PROBLEM STATEMENT: Search the listing for the string "tails" and copy every line that contains it.

INFORMATION PROVIDED:
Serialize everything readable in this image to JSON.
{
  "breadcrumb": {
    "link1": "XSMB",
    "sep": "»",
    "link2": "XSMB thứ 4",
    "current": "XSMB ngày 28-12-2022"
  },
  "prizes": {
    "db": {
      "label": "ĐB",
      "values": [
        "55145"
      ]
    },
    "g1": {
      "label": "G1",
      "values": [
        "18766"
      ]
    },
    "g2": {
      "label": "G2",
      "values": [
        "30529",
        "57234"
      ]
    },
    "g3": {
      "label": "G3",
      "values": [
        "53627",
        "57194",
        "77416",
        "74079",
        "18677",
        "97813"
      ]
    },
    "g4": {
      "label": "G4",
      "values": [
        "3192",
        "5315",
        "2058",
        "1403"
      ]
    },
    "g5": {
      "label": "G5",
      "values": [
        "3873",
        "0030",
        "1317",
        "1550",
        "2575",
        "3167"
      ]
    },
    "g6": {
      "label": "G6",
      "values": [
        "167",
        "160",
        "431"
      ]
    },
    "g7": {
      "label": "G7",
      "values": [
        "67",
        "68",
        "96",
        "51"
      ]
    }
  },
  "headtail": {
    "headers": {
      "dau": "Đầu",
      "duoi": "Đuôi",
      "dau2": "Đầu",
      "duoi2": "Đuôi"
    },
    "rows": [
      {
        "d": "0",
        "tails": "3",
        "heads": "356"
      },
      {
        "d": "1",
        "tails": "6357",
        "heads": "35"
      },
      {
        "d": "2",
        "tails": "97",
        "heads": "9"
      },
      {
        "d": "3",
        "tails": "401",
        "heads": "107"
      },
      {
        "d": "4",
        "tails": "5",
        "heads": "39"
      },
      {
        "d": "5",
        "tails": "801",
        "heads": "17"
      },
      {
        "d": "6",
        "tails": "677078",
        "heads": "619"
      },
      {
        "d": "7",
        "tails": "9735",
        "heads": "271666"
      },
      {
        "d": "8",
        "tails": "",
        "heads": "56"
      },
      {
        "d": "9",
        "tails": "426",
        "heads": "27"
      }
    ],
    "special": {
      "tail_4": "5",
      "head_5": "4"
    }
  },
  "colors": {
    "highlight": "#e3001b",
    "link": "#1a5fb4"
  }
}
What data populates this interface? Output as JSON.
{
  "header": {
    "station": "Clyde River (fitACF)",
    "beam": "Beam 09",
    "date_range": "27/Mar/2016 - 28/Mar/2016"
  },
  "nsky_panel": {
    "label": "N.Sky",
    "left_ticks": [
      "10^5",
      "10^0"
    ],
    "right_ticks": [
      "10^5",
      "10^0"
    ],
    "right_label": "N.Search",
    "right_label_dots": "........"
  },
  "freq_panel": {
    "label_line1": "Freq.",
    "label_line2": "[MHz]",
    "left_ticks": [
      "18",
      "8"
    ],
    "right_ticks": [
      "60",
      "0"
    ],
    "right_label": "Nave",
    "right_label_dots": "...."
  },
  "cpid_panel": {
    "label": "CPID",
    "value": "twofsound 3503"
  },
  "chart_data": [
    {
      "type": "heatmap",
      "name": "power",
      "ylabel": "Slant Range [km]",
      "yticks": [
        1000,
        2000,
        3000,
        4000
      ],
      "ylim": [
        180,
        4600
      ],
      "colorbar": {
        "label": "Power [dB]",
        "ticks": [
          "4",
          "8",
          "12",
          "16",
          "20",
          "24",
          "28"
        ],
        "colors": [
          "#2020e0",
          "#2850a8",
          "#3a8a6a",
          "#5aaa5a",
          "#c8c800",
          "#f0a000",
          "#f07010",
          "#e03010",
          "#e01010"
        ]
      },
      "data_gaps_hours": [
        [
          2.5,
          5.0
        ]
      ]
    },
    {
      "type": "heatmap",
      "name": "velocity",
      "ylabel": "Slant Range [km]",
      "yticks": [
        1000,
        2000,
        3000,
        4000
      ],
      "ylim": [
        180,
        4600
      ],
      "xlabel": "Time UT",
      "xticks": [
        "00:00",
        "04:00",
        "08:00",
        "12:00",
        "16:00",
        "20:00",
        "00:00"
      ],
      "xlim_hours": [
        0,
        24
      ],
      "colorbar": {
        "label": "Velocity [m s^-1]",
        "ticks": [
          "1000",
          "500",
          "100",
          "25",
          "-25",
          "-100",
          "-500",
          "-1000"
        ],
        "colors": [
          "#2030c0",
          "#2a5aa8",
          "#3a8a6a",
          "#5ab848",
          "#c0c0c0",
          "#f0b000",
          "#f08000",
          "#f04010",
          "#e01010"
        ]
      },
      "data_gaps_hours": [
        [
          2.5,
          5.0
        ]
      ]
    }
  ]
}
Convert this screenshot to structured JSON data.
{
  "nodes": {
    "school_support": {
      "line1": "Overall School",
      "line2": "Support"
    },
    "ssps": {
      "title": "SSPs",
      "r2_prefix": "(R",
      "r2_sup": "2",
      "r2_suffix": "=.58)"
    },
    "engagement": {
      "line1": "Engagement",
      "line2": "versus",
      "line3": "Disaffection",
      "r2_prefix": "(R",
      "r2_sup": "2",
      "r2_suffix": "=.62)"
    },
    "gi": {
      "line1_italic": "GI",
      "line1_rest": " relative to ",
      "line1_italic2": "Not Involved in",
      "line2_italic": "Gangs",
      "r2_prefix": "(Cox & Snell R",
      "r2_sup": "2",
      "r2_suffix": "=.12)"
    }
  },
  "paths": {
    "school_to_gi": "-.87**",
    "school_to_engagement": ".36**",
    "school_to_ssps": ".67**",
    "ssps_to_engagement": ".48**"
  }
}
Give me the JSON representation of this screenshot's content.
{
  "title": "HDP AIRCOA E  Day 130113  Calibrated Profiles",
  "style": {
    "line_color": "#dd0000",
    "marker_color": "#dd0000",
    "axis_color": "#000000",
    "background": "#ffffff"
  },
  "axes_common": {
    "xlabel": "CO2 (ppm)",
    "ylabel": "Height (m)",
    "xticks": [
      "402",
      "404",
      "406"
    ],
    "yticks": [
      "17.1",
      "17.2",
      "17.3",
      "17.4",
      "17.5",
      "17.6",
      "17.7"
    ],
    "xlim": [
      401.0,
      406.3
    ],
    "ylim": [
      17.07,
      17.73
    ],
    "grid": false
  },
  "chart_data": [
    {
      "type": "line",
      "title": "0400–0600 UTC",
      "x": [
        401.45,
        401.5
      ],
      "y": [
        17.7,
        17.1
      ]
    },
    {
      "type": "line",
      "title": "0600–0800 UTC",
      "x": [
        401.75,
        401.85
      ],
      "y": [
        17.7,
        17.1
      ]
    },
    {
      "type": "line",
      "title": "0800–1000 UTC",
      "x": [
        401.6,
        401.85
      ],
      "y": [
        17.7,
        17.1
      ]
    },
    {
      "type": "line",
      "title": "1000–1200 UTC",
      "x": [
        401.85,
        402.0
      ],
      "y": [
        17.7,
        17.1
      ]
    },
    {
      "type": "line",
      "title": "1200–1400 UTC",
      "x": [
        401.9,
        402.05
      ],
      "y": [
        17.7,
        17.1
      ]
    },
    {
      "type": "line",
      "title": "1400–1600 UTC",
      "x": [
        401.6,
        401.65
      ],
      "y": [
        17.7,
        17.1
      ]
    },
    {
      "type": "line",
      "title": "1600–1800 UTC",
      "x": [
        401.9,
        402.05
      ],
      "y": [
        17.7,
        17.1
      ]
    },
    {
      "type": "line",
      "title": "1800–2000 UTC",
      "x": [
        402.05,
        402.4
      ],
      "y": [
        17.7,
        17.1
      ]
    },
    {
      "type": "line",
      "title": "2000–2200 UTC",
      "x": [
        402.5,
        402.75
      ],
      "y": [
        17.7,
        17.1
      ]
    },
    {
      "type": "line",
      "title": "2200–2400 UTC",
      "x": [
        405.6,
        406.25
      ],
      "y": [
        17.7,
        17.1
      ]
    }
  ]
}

ANSWER BELOW:
        "tails": "3",
        "tails": "6357",
        "tails": "97",
        "tails": "401",
        "tails": "5",
        "tails": "801",
        "tails": "677078",
        "tails": "9735",
        "tails": "",
        "tails": "426",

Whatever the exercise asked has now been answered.